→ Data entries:

--- Start ---

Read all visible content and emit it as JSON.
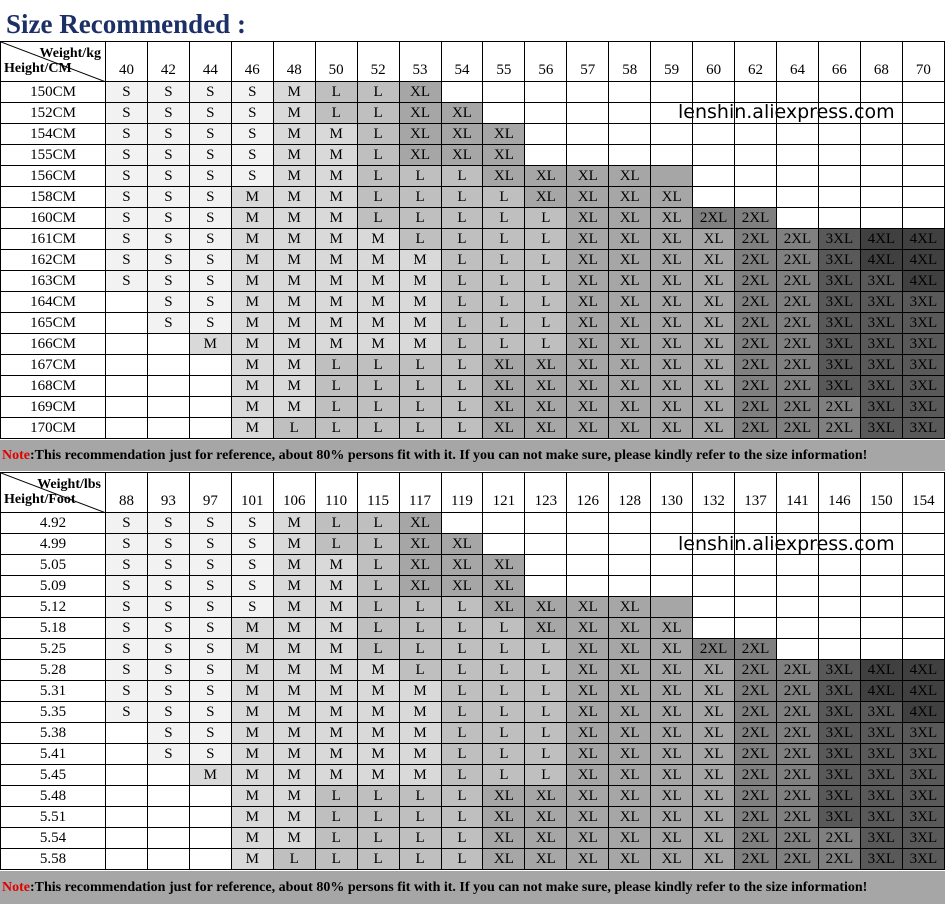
{
  "title": "Size Recommended :",
  "watermark": "lenshin.aliexpress.com",
  "note": {
    "label": "Note",
    "text": ":This recommendation just for reference, about 80% persons fit with it. If you can not make sure, please kindly refer to the size information!"
  },
  "size_colors": {
    "S": "#f2f2f2",
    "M": "#d9d9d9",
    "L": "#bfbfbf",
    "XL": "#a6a6a6",
    "2XL": "#808080",
    "3XL": "#595959",
    "4XL": "#404040",
    "blank": "#ffffff",
    "note_bg": "#a6a6a6",
    "title": "#1c2f66"
  },
  "sizes": [
    [
      "S",
      "S",
      "S",
      "S",
      "M",
      "L",
      "L",
      "XL",
      "",
      "",
      "",
      "",
      "",
      "",
      "",
      "",
      "",
      "",
      "",
      ""
    ],
    [
      "S",
      "S",
      "S",
      "S",
      "M",
      "L",
      "L",
      "XL",
      "XL",
      "",
      "",
      "",
      "",
      "",
      "",
      "",
      "",
      "",
      "",
      ""
    ],
    [
      "S",
      "S",
      "S",
      "S",
      "M",
      "M",
      "L",
      "XL",
      "XL",
      "XL",
      "",
      "",
      "",
      "",
      "",
      "",
      "",
      "",
      "",
      ""
    ],
    [
      "S",
      "S",
      "S",
      "S",
      "M",
      "M",
      "L",
      "XL",
      "XL",
      "XL",
      "",
      "",
      "",
      "",
      "",
      "",
      "",
      "",
      "",
      ""
    ],
    [
      "S",
      "S",
      "S",
      "S",
      "M",
      "M",
      "L",
      "L",
      "L",
      "XL",
      "XL",
      "XL",
      "XL",
      "XL*",
      "",
      "",
      "",
      "",
      "",
      ""
    ],
    [
      "S",
      "S",
      "S",
      "M",
      "M",
      "M",
      "L",
      "L",
      "L",
      "L",
      "XL",
      "XL",
      "XL",
      "XL",
      "",
      "",
      "",
      "",
      "",
      ""
    ],
    [
      "S",
      "S",
      "S",
      "M",
      "M",
      "M",
      "L",
      "L",
      "L",
      "L",
      "L",
      "XL",
      "XL",
      "XL",
      "2XL",
      "2XL",
      "",
      "",
      "",
      ""
    ],
    [
      "S",
      "S",
      "S",
      "M",
      "M",
      "M",
      "M",
      "L",
      "L",
      "L",
      "L",
      "XL",
      "XL",
      "XL",
      "XL",
      "2XL",
      "2XL",
      "3XL",
      "4XL",
      "4XL"
    ],
    [
      "S",
      "S",
      "S",
      "M",
      "M",
      "M",
      "M",
      "M",
      "L",
      "L",
      "L",
      "XL",
      "XL",
      "XL",
      "XL",
      "2XL",
      "2XL",
      "3XL",
      "4XL",
      "4XL"
    ],
    [
      "S",
      "S",
      "S",
      "M",
      "M",
      "M",
      "M",
      "M",
      "L",
      "L",
      "L",
      "XL",
      "XL",
      "XL",
      "XL",
      "2XL",
      "2XL",
      "3XL",
      "3XL",
      "4XL"
    ],
    [
      "",
      "S",
      "S",
      "M",
      "M",
      "M",
      "M",
      "M",
      "L",
      "L",
      "L",
      "XL",
      "XL",
      "XL",
      "XL",
      "2XL",
      "2XL",
      "3XL",
      "3XL",
      "3XL"
    ],
    [
      "",
      "S",
      "S",
      "M",
      "M",
      "M",
      "M",
      "M",
      "L",
      "L",
      "L",
      "XL",
      "XL",
      "XL",
      "XL",
      "2XL",
      "2XL",
      "3XL",
      "3XL",
      "3XL"
    ],
    [
      "",
      "",
      "M",
      "M",
      "M",
      "M",
      "M",
      "M",
      "L",
      "L",
      "L",
      "XL",
      "XL",
      "XL",
      "XL",
      "2XL",
      "2XL",
      "3XL",
      "3XL",
      "3XL"
    ],
    [
      "",
      "",
      "",
      "M",
      "M",
      "L",
      "L",
      "L",
      "L",
      "XL",
      "XL",
      "XL",
      "XL",
      "XL",
      "XL",
      "2XL",
      "2XL",
      "3XL",
      "3XL",
      "3XL"
    ],
    [
      "",
      "",
      "",
      "M",
      "M",
      "L",
      "L",
      "L",
      "L",
      "XL",
      "XL",
      "XL",
      "XL",
      "XL",
      "XL",
      "2XL",
      "2XL",
      "3XL",
      "3XL",
      "3XL"
    ],
    [
      "",
      "",
      "",
      "M",
      "M",
      "L",
      "L",
      "L",
      "L",
      "XL",
      "XL",
      "XL",
      "XL",
      "XL",
      "XL",
      "2XL",
      "2XL",
      "2XL",
      "3XL",
      "3XL"
    ],
    [
      "",
      "",
      "",
      "M",
      "L",
      "L",
      "L",
      "L",
      "L",
      "XL",
      "XL",
      "XL",
      "XL",
      "XL",
      "XL",
      "2XL",
      "2XL",
      "2XL",
      "3XL",
      "3XL"
    ]
  ],
  "tables": [
    {
      "weight_label": "Weight/kg",
      "height_label": "Height/CM",
      "weights": [
        "40",
        "42",
        "44",
        "46",
        "48",
        "50",
        "52",
        "53",
        "54",
        "55",
        "56",
        "57",
        "58",
        "59",
        "60",
        "62",
        "64",
        "66",
        "68",
        "70"
      ],
      "heights": [
        "150CM",
        "152CM",
        "154CM",
        "155CM",
        "156CM",
        "158CM",
        "160CM",
        "161CM",
        "162CM",
        "163CM",
        "164CM",
        "165CM",
        "166CM",
        "167CM",
        "168CM",
        "169CM",
        "170CM"
      ]
    },
    {
      "weight_label": "Weight/lbs",
      "height_label": "Height/Foot",
      "weights": [
        "88",
        "93",
        "97",
        "101",
        "106",
        "110",
        "115",
        "117",
        "119",
        "121",
        "123",
        "126",
        "128",
        "130",
        "132",
        "137",
        "141",
        "146",
        "150",
        "154"
      ],
      "heights": [
        "4.92",
        "4.99",
        "5.05",
        "5.09",
        "5.12",
        "5.18",
        "5.25",
        "5.28",
        "5.31",
        "5.35",
        "5.38",
        "5.41",
        "5.45",
        "5.48",
        "5.51",
        "5.54",
        "5.58"
      ]
    }
  ]
}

--- End ---

→ WHAT THE TASK REQUIRES: Copy, from the material, each line that holds the string "title".

→ SOLUTION:
  "title": "Size Recommended :",
    "title": "#1c2f66"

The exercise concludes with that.